◆ WORK TO DO: Repeat the entire listing exactly.

════════════════

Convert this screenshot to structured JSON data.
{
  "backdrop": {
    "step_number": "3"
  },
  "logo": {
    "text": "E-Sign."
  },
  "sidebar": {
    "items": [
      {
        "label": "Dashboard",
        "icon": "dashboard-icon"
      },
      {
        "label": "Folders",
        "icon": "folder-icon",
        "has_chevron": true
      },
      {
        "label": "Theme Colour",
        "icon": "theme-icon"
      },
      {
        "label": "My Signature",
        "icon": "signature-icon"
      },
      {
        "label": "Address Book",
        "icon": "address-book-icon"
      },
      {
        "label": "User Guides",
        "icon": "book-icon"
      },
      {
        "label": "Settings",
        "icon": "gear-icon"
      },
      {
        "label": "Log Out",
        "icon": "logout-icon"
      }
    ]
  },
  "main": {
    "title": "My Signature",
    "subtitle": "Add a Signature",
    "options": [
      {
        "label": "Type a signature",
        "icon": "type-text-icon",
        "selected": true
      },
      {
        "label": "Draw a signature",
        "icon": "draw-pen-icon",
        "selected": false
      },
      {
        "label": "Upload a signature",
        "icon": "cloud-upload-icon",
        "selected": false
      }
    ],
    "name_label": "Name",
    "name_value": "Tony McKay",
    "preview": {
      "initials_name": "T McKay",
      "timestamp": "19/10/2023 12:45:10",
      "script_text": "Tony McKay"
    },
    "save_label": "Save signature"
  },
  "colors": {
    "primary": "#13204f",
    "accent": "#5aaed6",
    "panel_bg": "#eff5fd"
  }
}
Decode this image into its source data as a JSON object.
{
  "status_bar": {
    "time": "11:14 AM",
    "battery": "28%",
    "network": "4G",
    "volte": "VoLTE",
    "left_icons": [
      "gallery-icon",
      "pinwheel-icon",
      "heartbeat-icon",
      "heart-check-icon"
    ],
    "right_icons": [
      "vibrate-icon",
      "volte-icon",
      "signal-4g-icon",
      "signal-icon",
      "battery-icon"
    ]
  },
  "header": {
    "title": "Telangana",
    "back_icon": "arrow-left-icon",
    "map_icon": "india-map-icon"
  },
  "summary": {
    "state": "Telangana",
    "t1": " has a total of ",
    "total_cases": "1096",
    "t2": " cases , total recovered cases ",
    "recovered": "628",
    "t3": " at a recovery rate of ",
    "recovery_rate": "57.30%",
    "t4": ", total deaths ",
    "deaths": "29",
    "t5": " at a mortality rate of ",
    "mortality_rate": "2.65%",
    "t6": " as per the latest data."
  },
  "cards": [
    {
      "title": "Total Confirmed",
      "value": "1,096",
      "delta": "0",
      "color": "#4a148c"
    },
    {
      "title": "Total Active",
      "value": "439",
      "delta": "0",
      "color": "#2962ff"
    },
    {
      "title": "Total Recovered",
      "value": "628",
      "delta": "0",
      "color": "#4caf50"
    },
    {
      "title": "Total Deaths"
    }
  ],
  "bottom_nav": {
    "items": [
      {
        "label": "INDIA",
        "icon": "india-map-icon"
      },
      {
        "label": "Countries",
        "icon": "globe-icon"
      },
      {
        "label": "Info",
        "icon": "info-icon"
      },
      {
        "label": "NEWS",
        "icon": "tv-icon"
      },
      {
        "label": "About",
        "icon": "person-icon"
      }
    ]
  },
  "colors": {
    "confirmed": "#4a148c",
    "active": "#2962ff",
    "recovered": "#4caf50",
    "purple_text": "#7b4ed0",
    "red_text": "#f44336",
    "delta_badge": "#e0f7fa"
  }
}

════════════════

◆ SOLUTION FOR THIS EXERCISE:
Convert this screenshot to structured JSON data.
{
  "backdrop": {
    "step_number": "3"
  },
  "logo": {
    "text": "E-Sign."
  },
  "sidebar": {
    "items": [
      {
        "label": "Dashboard",
        "icon": "dashboard-icon"
      },
      {
        "label": "Folders",
        "icon": "folder-icon",
        "has_chevron": true
      },
      {
        "label": "Theme Colour",
        "icon": "theme-icon"
      },
      {
        "label": "My Signature",
        "icon": "signature-icon"
      },
      {
        "label": "Address Book",
        "icon": "address-book-icon"
      },
      {
        "label": "User Guides",
        "icon": "book-icon"
      },
      {
        "label": "Settings",
        "icon": "gear-icon"
      },
      {
        "label": "Log Out",
        "icon": "logout-icon"
      }
    ]
  },
  "main": {
    "title": "My Signature",
    "subtitle": "Add a Signature",
    "options": [
      {
        "label": "Type a signature",
        "icon": "type-text-icon",
        "selected": true
      },
      {
        "label": "Draw a signature",
        "icon": "draw-pen-icon",
        "selected": false
      },
      {
        "label": "Upload a signature",
        "icon": "cloud-upload-icon",
        "selected": false
      }
    ],
    "name_label": "Name",
    "name_value": "Tony McKay",
    "preview": {
      "initials_name": "T McKay",
      "timestamp": "19/10/2023 12:45:10",
      "script_text": "Tony McKay"
    },
    "save_label": "Save signature"
  },
  "colors": {
    "primary": "#13204f",
    "accent": "#5aaed6",
    "panel_bg": "#eff5fd"
  }
}
Decode this image into its source data as a JSON object.
{
  "status_bar": {
    "time": "11:14 AM",
    "battery": "28%",
    "network": "4G",
    "volte": "VoLTE",
    "left_icons": [
      "gallery-icon",
      "pinwheel-icon",
      "heartbeat-icon",
      "heart-check-icon"
    ],
    "right_icons": [
      "vibrate-icon",
      "volte-icon",
      "signal-4g-icon",
      "signal-icon",
      "battery-icon"
    ]
  },
  "header": {
    "title": "Telangana",
    "back_icon": "arrow-left-icon",
    "map_icon": "india-map-icon"
  },
  "summary": {
    "state": "Telangana",
    "t1": " has a total of ",
    "total_cases": "1096",
    "t2": " cases , total recovered cases ",
    "recovered": "628",
    "t3": " at a recovery rate of ",
    "recovery_rate": "57.30%",
    "t4": ", total deaths ",
    "deaths": "29",
    "t5": " at a mortality rate of ",
    "mortality_rate": "2.65%",
    "t6": " as per the latest data."
  },
  "cards": [
    {
      "title": "Total Confirmed",
      "value": "1,096",
      "delta": "0",
      "color": "#4a148c"
    },
    {
      "title": "Total Active",
      "value": "439",
      "delta": "0",
      "color": "#2962ff"
    },
    {
      "title": "Total Recovered",
      "value": "628",
      "delta": "0",
      "color": "#4caf50"
    },
    {
      "title": "Total Deaths"
    }
  ],
  "bottom_nav": {
    "items": [
      {
        "label": "INDIA",
        "icon": "india-map-icon"
      },
      {
        "label": "Countries",
        "icon": "globe-icon"
      },
      {
        "label": "Info",
        "icon": "info-icon"
      },
      {
        "label": "NEWS",
        "icon": "tv-icon"
      },
      {
        "label": "About",
        "icon": "person-icon"
      }
    ]
  },
  "colors": {
    "confirmed": "#4a148c",
    "active": "#2962ff",
    "recovered": "#4caf50",
    "purple_text": "#7b4ed0",
    "red_text": "#f44336",
    "delta_badge": "#e0f7fa"
  }
}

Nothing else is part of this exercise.